Take the entries below and print all of them exactly, please.

● ● ● ● ● ● ●

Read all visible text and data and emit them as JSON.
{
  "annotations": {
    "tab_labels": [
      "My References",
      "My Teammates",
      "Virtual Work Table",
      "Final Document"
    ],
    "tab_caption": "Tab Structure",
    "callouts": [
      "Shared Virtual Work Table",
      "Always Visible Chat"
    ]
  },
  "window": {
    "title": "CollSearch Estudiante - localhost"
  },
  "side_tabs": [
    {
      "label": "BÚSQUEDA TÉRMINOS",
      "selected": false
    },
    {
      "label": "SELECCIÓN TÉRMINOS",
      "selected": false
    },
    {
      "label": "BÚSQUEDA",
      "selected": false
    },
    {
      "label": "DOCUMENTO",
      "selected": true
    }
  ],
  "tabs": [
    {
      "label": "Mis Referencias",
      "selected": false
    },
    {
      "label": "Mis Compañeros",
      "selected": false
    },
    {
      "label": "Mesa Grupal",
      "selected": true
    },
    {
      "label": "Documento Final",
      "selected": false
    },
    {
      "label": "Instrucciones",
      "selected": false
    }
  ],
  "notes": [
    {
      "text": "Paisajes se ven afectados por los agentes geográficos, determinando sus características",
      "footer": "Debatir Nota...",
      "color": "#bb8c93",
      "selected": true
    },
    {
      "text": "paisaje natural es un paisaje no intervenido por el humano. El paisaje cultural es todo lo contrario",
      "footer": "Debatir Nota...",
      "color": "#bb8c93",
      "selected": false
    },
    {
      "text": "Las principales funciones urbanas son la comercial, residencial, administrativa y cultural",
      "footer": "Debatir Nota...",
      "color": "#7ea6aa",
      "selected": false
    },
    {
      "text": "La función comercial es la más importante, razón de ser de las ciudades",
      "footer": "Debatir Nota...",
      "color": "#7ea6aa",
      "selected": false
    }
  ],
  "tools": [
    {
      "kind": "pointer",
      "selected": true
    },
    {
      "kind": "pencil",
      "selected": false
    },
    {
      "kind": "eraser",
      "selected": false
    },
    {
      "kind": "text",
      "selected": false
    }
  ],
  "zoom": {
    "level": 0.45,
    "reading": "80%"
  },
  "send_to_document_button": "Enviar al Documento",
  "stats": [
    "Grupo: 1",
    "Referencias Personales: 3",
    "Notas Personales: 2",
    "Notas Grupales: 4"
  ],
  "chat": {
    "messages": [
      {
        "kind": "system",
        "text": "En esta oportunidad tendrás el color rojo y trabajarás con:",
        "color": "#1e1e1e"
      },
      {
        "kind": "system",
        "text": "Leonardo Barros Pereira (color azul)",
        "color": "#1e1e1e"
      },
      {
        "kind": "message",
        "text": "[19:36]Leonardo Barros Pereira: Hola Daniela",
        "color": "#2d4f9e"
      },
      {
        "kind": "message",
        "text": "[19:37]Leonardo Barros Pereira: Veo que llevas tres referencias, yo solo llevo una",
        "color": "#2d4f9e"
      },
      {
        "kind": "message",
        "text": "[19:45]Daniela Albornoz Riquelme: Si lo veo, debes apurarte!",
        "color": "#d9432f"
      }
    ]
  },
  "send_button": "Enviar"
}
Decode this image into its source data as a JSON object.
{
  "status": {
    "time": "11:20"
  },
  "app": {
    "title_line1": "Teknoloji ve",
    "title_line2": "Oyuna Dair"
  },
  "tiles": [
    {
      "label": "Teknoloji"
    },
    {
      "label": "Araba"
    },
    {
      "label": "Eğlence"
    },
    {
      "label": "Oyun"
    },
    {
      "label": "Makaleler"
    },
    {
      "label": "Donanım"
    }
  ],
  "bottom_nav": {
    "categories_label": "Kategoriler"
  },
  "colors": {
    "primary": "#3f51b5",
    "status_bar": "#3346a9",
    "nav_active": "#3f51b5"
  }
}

● ● ● ● ● ● ●

■ **CORRECT ANSWER**:
Read all visible text and data and emit them as JSON.
{
  "annotations": {
    "tab_labels": [
      "My References",
      "My Teammates",
      "Virtual Work Table",
      "Final Document"
    ],
    "tab_caption": "Tab Structure",
    "callouts": [
      "Shared Virtual Work Table",
      "Always Visible Chat"
    ]
  },
  "window": {
    "title": "CollSearch Estudiante - localhost"
  },
  "side_tabs": [
    {
      "label": "BÚSQUEDA TÉRMINOS",
      "selected": false
    },
    {
      "label": "SELECCIÓN TÉRMINOS",
      "selected": false
    },
    {
      "label": "BÚSQUEDA",
      "selected": false
    },
    {
      "label": "DOCUMENTO",
      "selected": true
    }
  ],
  "tabs": [
    {
      "label": "Mis Referencias",
      "selected": false
    },
    {
      "label": "Mis Compañeros",
      "selected": false
    },
    {
      "label": "Mesa Grupal",
      "selected": true
    },
    {
      "label": "Documento Final",
      "selected": false
    },
    {
      "label": "Instrucciones",
      "selected": false
    }
  ],
  "notes": [
    {
      "text": "Paisajes se ven afectados por los agentes geográficos, determinando sus características",
      "footer": "Debatir Nota...",
      "color": "#bb8c93",
      "selected": true
    },
    {
      "text": "paisaje natural es un paisaje no intervenido por el humano. El paisaje cultural es todo lo contrario",
      "footer": "Debatir Nota...",
      "color": "#bb8c93",
      "selected": false
    },
    {
      "text": "Las principales funciones urbanas son la comercial, residencial, administrativa y cultural",
      "footer": "Debatir Nota...",
      "color": "#7ea6aa",
      "selected": false
    },
    {
      "text": "La función comercial es la más importante, razón de ser de las ciudades",
      "footer": "Debatir Nota...",
      "color": "#7ea6aa",
      "selected": false
    }
  ],
  "tools": [
    {
      "kind": "pointer",
      "selected": true
    },
    {
      "kind": "pencil",
      "selected": false
    },
    {
      "kind": "eraser",
      "selected": false
    },
    {
      "kind": "text",
      "selected": false
    }
  ],
  "zoom": {
    "level": 0.45,
    "reading": "80%"
  },
  "send_to_document_button": "Enviar al Documento",
  "stats": [
    "Grupo: 1",
    "Referencias Personales: 3",
    "Notas Personales: 2",
    "Notas Grupales: 4"
  ],
  "chat": {
    "messages": [
      {
        "kind": "system",
        "text": "En esta oportunidad tendrás el color rojo y trabajarás con:",
        "color": "#1e1e1e"
      },
      {
        "kind": "system",
        "text": "Leonardo Barros Pereira (color azul)",
        "color": "#1e1e1e"
      },
      {
        "kind": "message",
        "text": "[19:36]Leonardo Barros Pereira: Hola Daniela",
        "color": "#2d4f9e"
      },
      {
        "kind": "message",
        "text": "[19:37]Leonardo Barros Pereira: Veo que llevas tres referencias, yo solo llevo una",
        "color": "#2d4f9e"
      },
      {
        "kind": "message",
        "text": "[19:45]Daniela Albornoz Riquelme: Si lo veo, debes apurarte!",
        "color": "#d9432f"
      }
    ]
  },
  "send_button": "Enviar"
}
Decode this image into its source data as a JSON object.
{
  "status": {
    "time": "11:20"
  },
  "app": {
    "title_line1": "Teknoloji ve",
    "title_line2": "Oyuna Dair"
  },
  "tiles": [
    {
      "label": "Teknoloji"
    },
    {
      "label": "Araba"
    },
    {
      "label": "Eğlence"
    },
    {
      "label": "Oyun"
    },
    {
      "label": "Makaleler"
    },
    {
      "label": "Donanım"
    }
  ],
  "bottom_nav": {
    "categories_label": "Kategoriler"
  },
  "colors": {
    "primary": "#3f51b5",
    "status_bar": "#3346a9",
    "nav_active": "#3f51b5"
  }
}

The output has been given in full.